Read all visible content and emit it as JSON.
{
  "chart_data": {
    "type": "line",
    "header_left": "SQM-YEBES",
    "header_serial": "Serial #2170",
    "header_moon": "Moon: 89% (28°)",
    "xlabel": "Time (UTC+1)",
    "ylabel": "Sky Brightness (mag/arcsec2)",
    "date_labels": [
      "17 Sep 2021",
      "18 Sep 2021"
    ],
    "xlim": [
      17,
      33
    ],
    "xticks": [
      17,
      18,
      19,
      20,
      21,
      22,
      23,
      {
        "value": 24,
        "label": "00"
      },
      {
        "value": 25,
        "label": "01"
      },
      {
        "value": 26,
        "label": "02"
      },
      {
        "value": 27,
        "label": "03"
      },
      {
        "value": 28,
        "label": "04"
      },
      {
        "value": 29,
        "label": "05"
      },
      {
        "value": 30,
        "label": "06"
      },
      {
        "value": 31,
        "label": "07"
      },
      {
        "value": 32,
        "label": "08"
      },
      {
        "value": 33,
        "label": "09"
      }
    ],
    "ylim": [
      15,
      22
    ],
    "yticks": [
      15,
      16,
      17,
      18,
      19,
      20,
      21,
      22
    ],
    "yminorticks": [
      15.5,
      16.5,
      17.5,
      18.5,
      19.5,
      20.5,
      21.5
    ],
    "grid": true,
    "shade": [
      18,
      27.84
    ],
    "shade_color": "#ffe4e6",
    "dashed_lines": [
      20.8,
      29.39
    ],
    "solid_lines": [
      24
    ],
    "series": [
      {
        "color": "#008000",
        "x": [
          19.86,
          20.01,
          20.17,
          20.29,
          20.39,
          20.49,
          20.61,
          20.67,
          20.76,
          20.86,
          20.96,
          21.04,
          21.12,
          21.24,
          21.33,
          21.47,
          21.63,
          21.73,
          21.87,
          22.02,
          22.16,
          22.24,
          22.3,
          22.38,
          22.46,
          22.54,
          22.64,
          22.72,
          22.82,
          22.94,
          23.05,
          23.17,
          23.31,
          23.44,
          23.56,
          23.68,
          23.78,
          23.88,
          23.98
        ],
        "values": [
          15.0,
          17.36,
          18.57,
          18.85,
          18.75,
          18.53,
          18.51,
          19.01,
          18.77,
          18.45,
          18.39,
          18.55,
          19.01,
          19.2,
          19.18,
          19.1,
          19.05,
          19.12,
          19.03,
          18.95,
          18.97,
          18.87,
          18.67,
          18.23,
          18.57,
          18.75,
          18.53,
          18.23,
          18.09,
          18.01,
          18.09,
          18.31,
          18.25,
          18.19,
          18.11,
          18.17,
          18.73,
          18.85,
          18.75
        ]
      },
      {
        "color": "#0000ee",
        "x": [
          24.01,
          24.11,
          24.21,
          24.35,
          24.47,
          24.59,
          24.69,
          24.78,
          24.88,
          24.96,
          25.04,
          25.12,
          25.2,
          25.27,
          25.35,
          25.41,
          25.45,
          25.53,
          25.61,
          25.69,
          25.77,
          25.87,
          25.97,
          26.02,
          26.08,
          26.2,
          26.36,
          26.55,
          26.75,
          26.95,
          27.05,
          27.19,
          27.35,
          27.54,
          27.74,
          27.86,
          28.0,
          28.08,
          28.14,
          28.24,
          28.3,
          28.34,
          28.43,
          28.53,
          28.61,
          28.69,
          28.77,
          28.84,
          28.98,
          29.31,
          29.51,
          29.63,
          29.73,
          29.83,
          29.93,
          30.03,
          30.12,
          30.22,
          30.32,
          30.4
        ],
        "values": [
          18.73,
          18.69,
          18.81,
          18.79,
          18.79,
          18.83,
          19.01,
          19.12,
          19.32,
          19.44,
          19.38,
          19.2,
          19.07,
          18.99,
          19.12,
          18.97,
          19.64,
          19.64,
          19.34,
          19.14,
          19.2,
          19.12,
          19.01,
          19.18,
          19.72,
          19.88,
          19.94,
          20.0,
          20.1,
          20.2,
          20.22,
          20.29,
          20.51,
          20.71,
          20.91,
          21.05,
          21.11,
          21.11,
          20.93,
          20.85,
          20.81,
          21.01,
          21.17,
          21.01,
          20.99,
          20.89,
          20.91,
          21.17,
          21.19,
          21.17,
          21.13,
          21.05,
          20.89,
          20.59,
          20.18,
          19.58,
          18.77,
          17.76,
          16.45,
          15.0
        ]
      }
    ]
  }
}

> **YOUR TASK**
All entries shown above should be printed again exactly.

> **TASK ANSWER**
Read all visible content and emit it as JSON.
{
  "chart_data": {
    "type": "line",
    "header_left": "SQM-YEBES",
    "header_serial": "Serial #2170",
    "header_moon": "Moon: 89% (28°)",
    "xlabel": "Time (UTC+1)",
    "ylabel": "Sky Brightness (mag/arcsec2)",
    "date_labels": [
      "17 Sep 2021",
      "18 Sep 2021"
    ],
    "xlim": [
      17,
      33
    ],
    "xticks": [
      17,
      18,
      19,
      20,
      21,
      22,
      23,
      {
        "value": 24,
        "label": "00"
      },
      {
        "value": 25,
        "label": "01"
      },
      {
        "value": 26,
        "label": "02"
      },
      {
        "value": 27,
        "label": "03"
      },
      {
        "value": 28,
        "label": "04"
      },
      {
        "value": 29,
        "label": "05"
      },
      {
        "value": 30,
        "label": "06"
      },
      {
        "value": 31,
        "label": "07"
      },
      {
        "value": 32,
        "label": "08"
      },
      {
        "value": 33,
        "label": "09"
      }
    ],
    "ylim": [
      15,
      22
    ],
    "yticks": [
      15,
      16,
      17,
      18,
      19,
      20,
      21,
      22
    ],
    "yminorticks": [
      15.5,
      16.5,
      17.5,
      18.5,
      19.5,
      20.5,
      21.5
    ],
    "grid": true,
    "shade": [
      18,
      27.84
    ],
    "shade_color": "#ffe4e6",
    "dashed_lines": [
      20.8,
      29.39
    ],
    "solid_lines": [
      24
    ],
    "series": [
      {
        "color": "#008000",
        "x": [
          19.86,
          20.01,
          20.17,
          20.29,
          20.39,
          20.49,
          20.61,
          20.67,
          20.76,
          20.86,
          20.96,
          21.04,
          21.12,
          21.24,
          21.33,
          21.47,
          21.63,
          21.73,
          21.87,
          22.02,
          22.16,
          22.24,
          22.3,
          22.38,
          22.46,
          22.54,
          22.64,
          22.72,
          22.82,
          22.94,
          23.05,
          23.17,
          23.31,
          23.44,
          23.56,
          23.68,
          23.78,
          23.88,
          23.98
        ],
        "values": [
          15.0,
          17.36,
          18.57,
          18.85,
          18.75,
          18.53,
          18.51,
          19.01,
          18.77,
          18.45,
          18.39,
          18.55,
          19.01,
          19.2,
          19.18,
          19.1,
          19.05,
          19.12,
          19.03,
          18.95,
          18.97,
          18.87,
          18.67,
          18.23,
          18.57,
          18.75,
          18.53,
          18.23,
          18.09,
          18.01,
          18.09,
          18.31,
          18.25,
          18.19,
          18.11,
          18.17,
          18.73,
          18.85,
          18.75
        ]
      },
      {
        "color": "#0000ee",
        "x": [
          24.01,
          24.11,
          24.21,
          24.35,
          24.47,
          24.59,
          24.69,
          24.78,
          24.88,
          24.96,
          25.04,
          25.12,
          25.2,
          25.27,
          25.35,
          25.41,
          25.45,
          25.53,
          25.61,
          25.69,
          25.77,
          25.87,
          25.97,
          26.02,
          26.08,
          26.2,
          26.36,
          26.55,
          26.75,
          26.95,
          27.05,
          27.19,
          27.35,
          27.54,
          27.74,
          27.86,
          28.0,
          28.08,
          28.14,
          28.24,
          28.3,
          28.34,
          28.43,
          28.53,
          28.61,
          28.69,
          28.77,
          28.84,
          28.98,
          29.31,
          29.51,
          29.63,
          29.73,
          29.83,
          29.93,
          30.03,
          30.12,
          30.22,
          30.32,
          30.4
        ],
        "values": [
          18.73,
          18.69,
          18.81,
          18.79,
          18.79,
          18.83,
          19.01,
          19.12,
          19.32,
          19.44,
          19.38,
          19.2,
          19.07,
          18.99,
          19.12,
          18.97,
          19.64,
          19.64,
          19.34,
          19.14,
          19.2,
          19.12,
          19.01,
          19.18,
          19.72,
          19.88,
          19.94,
          20.0,
          20.1,
          20.2,
          20.22,
          20.29,
          20.51,
          20.71,
          20.91,
          21.05,
          21.11,
          21.11,
          20.93,
          20.85,
          20.81,
          21.01,
          21.17,
          21.01,
          20.99,
          20.89,
          20.91,
          21.17,
          21.19,
          21.17,
          21.13,
          21.05,
          20.89,
          20.59,
          20.18,
          19.58,
          18.77,
          17.76,
          16.45,
          15.0
        ]
      }
    ]
  }
}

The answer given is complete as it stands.